Report every line from the material that contains the word "paytirishda".

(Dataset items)
____
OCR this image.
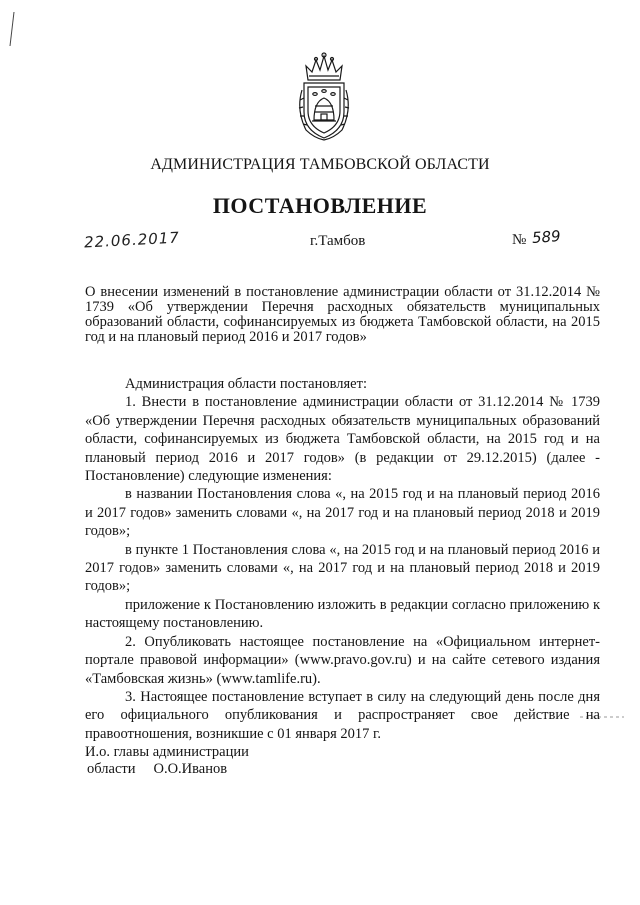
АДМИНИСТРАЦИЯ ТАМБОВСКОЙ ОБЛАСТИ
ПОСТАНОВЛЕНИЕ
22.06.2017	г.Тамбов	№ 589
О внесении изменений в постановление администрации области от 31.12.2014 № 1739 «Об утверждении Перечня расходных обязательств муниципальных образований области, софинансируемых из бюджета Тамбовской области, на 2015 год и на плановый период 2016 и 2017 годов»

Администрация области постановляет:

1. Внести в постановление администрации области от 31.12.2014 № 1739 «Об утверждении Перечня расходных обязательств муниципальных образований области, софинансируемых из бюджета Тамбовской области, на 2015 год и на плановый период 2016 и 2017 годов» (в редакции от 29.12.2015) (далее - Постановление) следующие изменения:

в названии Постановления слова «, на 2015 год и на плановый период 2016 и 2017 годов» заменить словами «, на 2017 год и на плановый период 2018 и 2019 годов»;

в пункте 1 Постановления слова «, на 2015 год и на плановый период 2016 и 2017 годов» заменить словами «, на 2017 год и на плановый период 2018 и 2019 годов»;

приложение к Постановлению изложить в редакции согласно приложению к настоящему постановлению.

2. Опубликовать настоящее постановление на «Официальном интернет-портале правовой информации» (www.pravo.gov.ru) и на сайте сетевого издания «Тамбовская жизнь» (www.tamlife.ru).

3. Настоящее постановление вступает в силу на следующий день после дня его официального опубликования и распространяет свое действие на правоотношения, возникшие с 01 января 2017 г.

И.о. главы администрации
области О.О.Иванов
____
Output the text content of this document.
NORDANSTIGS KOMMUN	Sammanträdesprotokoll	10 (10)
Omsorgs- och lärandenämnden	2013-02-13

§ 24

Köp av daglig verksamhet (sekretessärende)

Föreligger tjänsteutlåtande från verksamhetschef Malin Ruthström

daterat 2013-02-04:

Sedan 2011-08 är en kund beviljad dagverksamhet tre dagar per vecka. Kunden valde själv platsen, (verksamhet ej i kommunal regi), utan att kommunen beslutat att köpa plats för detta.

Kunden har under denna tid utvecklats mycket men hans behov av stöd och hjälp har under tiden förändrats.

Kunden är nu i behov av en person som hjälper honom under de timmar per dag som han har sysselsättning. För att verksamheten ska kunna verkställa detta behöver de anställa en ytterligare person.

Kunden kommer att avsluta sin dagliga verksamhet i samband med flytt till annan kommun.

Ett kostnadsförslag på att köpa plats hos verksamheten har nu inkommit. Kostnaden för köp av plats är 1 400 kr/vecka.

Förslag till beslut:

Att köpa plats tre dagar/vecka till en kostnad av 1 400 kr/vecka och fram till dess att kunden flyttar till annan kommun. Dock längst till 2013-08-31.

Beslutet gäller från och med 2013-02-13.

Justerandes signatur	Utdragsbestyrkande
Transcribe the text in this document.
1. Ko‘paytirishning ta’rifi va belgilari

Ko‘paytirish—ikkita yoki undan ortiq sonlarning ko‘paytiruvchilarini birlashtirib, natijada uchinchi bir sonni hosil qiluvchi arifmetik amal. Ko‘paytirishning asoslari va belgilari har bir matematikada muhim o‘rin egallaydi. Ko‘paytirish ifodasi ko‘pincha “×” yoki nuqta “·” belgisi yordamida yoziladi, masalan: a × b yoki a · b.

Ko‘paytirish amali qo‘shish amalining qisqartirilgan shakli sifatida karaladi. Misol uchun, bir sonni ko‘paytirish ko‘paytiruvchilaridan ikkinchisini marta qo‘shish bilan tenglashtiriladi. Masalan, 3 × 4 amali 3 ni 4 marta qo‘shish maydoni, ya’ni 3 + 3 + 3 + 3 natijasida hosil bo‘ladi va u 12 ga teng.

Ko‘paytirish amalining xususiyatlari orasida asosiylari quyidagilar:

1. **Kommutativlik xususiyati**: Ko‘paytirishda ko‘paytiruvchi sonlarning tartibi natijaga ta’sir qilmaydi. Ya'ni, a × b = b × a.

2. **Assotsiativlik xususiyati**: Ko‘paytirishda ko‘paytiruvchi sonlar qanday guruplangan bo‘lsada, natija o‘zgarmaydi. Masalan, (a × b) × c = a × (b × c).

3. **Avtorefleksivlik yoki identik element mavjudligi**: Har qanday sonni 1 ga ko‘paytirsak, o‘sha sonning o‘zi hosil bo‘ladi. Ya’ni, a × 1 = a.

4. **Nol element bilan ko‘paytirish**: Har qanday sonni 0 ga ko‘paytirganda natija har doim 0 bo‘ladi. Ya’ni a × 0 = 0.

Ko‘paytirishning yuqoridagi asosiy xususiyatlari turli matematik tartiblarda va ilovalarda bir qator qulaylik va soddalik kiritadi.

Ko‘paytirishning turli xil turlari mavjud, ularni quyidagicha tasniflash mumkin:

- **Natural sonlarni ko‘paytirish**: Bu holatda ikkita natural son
____
◆ Answer to the exercise
1. **Kommutativlik xususiyati**: Ko‘paytirishda ko‘paytiruvchi sonlarning tartibi natijaga ta’sir qilmaydi. Ya'ni, a × b = b × a.
2. **Assotsiativlik xususiyati**: Ko‘paytirishda ko‘paytiruvchi sonlar qanday guruplangan bo‘lsada, natija o‘zgarmaydi. Masalan, (a × b) × c = a × (b × c).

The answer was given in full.